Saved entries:

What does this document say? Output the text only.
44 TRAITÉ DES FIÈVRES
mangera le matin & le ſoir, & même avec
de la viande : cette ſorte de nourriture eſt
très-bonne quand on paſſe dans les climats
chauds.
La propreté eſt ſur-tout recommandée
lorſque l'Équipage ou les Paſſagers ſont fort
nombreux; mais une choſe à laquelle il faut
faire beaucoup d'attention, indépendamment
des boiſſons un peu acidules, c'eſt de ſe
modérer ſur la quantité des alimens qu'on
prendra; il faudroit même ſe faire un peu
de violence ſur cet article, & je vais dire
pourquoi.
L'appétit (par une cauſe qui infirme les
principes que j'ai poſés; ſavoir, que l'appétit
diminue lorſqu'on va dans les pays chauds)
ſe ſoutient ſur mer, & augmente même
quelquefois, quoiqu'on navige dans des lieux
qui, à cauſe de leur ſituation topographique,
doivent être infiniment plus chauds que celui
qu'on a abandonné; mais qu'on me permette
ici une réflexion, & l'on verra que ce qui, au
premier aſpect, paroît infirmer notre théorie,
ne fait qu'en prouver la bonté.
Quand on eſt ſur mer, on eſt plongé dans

* [What you should do]: Return the material exactly as it stands.

* [Answer for this exercise]:
What does this document say? Output the text only.
44 TRAITÉ DES FIÈVRES
mangera le matin & le ſoir, & même avec
de la viande : cette ſorte de nourriture eſt
très-bonne quand on paſſe dans les climats
chauds.
La propreté eſt ſur-tout recommandée
lorſque l'Équipage ou les Paſſagers ſont fort
nombreux; mais une choſe à laquelle il faut
faire beaucoup d'attention, indépendamment
des boiſſons un peu acidules, c'eſt de ſe
modérer ſur la quantité des alimens qu'on
prendra; il faudroit même ſe faire un peu
de violence ſur cet article, & je vais dire
pourquoi.
L'appétit (par une cauſe qui infirme les
principes que j'ai poſés; ſavoir, que l'appétit
diminue lorſqu'on va dans les pays chauds)
ſe ſoutient ſur mer, & augmente même
quelquefois, quoiqu'on navige dans des lieux
qui, à cauſe de leur ſituation topographique,
doivent être infiniment plus chauds que celui
qu'on a abandonné; mais qu'on me permette
ici une réflexion, & l'on verra que ce qui, au
premier aſpect, paroît infirmer notre théorie,
ne fait qu'en prouver la bonté.
Quand on eſt ſur mer, on eſt plongé dans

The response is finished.